**REQUIRED WORK:**
a) Answer each question about the passage on multiple inheritance in one line.
(i) What determines which attributes a node carries?
(ii) An applied occurrence of an identifier is a subclass of identifier and also of which expression component?
(iii) In Ada 9X, what will using inheritance in a non-generic fashion act as?
b) Write the next part of the passage on multiple inheritance, starting after its final sentence.

**PAGE TEXT:**
* * * * * * *
Another example: In a tree, I have nodes. Every node is member of a node
class. This class determines which attributes the node carries. Now, the
classes are arranged into a hierarchy. I might want to build abstract
syntax trees using this; with node classes for identifiers, statements
(with appropriate subclasses for special statements) and the like.
Now there are obvious occurences of MI in this example: An applied
occurrence of an identifier in an expression is a subclass of identifier
(i.e. carries the "name-of-identifier" attribute) as well as a subclass
of the expression component, say factor (has e.g. a "value" attribute).

I hope this clarifies my point. The writer of the base class for the nodes
doesn't want to know in what way his class will be augmented; i.e. which
node classes there will be and what attributes they have. But still, the
type designer might want these to be combined.

>     If it weren't for the fact that generics are IMHO a much more
>powerful tool than inheritance, I could argue that using generics to
>implement mix-ins is like using a sledgehammer to swat flies.  But
>since Ada has all of the necessary support for generics for other
>reasons, it seems silly to talk about adding MI because maybe someday
>someone will think of an application where classical MI is
>significantly better.  (In my opinion, and that of a lot of other
>software engineers, the ability to express "Watch it!" in the code is
>a definite advantage.  In Ada 9X using inheritance in a non-generic
>fashion will be a strong warning message that this new type has more
>than mix-in semantics.)
* * * * * * *
**DATASET:**
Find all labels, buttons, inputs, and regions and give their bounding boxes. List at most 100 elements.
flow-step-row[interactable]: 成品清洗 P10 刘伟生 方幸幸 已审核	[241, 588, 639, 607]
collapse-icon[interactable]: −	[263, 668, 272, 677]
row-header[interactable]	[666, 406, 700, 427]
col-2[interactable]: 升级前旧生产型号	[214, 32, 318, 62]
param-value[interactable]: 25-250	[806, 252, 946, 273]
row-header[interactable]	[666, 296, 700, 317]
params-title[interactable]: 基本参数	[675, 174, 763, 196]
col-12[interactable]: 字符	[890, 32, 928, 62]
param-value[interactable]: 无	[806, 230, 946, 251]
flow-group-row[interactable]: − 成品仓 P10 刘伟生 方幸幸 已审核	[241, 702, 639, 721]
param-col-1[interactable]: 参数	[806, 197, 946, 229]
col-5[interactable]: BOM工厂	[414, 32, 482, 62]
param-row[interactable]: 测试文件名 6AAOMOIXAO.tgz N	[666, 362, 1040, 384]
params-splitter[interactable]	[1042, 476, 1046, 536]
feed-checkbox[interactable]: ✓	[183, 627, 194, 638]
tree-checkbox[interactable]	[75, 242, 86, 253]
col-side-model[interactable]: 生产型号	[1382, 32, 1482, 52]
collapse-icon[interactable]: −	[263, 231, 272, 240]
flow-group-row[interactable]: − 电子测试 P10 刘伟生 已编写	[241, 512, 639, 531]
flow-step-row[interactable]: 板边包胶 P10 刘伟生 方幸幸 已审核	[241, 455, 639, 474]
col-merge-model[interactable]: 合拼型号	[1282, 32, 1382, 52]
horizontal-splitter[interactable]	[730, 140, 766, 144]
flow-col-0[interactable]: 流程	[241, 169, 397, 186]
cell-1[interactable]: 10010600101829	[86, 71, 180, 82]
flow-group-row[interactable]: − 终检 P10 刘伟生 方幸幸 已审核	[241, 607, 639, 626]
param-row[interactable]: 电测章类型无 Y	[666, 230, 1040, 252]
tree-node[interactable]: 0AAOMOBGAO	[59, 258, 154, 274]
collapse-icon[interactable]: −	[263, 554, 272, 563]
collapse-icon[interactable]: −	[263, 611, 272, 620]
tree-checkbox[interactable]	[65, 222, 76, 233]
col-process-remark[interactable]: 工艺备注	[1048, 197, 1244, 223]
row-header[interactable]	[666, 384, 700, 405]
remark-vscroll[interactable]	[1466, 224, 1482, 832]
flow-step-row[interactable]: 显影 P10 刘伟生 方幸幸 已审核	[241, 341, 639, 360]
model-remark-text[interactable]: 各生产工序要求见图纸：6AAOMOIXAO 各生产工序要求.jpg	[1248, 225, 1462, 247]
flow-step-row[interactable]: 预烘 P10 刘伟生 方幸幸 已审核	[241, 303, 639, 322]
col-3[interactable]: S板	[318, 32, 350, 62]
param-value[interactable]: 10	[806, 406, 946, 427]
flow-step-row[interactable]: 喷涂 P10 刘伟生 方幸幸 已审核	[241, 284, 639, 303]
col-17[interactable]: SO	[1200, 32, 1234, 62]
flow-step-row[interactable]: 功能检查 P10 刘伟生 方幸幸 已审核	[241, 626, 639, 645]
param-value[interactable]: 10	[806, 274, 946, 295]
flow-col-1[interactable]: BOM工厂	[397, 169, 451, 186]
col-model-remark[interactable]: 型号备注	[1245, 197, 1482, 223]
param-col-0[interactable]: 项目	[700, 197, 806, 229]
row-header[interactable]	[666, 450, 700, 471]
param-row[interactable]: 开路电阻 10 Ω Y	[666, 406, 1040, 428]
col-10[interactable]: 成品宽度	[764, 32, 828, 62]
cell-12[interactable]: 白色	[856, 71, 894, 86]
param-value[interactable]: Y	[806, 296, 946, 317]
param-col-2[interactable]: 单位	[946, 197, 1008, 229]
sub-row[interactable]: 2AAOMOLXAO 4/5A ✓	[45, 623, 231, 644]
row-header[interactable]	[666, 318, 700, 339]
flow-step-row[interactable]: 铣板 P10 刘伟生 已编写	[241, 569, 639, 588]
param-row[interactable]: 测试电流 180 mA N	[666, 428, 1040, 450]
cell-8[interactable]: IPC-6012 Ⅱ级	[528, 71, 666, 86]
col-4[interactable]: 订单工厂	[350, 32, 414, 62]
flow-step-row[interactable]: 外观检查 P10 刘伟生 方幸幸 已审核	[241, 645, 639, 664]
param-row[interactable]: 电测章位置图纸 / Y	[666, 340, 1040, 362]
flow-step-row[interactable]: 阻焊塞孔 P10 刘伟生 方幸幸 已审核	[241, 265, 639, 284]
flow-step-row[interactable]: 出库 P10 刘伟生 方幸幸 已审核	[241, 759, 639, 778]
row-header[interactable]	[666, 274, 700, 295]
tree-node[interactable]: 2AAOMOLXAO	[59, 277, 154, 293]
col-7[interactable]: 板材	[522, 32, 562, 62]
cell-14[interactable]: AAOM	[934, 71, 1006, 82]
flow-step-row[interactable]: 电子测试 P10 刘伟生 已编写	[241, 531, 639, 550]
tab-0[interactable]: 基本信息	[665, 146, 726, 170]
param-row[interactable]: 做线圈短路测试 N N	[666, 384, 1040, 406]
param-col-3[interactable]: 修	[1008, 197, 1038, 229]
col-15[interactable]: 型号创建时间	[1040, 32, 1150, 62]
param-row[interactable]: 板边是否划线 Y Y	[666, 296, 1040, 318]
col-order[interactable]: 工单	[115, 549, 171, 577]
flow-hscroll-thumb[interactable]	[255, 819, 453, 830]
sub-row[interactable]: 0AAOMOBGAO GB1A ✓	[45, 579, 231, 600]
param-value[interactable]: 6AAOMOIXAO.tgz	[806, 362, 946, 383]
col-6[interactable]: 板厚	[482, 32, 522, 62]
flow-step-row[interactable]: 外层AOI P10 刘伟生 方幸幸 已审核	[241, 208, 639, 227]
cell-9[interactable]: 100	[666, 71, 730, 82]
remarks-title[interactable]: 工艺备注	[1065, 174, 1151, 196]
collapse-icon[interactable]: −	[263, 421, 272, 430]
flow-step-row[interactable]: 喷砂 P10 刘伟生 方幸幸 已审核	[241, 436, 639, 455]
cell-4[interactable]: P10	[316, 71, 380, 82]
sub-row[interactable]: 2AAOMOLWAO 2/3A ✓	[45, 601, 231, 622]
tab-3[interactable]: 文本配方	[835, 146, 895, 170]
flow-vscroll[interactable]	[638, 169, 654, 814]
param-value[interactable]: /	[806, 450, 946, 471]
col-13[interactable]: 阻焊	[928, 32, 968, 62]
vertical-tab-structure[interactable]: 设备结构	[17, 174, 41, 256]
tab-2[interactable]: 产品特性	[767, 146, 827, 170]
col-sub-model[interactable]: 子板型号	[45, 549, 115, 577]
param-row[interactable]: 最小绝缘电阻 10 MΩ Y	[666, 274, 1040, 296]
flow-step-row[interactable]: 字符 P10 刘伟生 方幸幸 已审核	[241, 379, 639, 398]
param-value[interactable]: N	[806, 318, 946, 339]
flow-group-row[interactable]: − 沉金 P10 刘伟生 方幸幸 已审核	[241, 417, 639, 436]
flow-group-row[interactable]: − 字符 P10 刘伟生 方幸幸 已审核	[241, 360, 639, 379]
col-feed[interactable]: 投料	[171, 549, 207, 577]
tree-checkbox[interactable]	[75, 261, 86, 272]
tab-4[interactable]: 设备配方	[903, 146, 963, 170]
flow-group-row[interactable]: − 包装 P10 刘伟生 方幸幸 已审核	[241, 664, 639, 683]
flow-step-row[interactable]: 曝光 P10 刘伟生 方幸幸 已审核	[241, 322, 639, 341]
* * * * * * *
**REPLIES:**
a)
(i) The node class that the node is a member of.
(ii) Factor.
(iii) A strong warning message that the new type has more than mix-in semantics.

b)
>

Sorry, but I still don't see how you handle polymorphism with generics.
One last example on this: Suppose you have some container class, let's
say a list. In this list, you want to store objects of different types.
In the implementation of the list, you don't know what types, you don't
even know how many. In fact, you *shouldn't* know this, because it has
nothing to do with the list itself. Now, please, how do you do this with
generics?

Peter
---
Peter Klein                        E-Mail: pk@rwthi3.informatik.rwth-aachen.de
Lehrstuhl fuer Informatik III      Tel.: +49/241/80-21320
Ahornstrasse 55                    Fax.: +49/241/80-21329
RWTH Aachen
D-5100 Aachen
Germany

^ permalink raw reply	[flat|nested] 5+ messages in thread

* Re: MI - clutching at straws
@ 1992-09-18 22:08 Robert I. Eachus
  0 siblings, 0 replies; 5+ messages in thread
From: Robert I. Eachus @ 1992-09-18 22:08 UTC (permalink / raw)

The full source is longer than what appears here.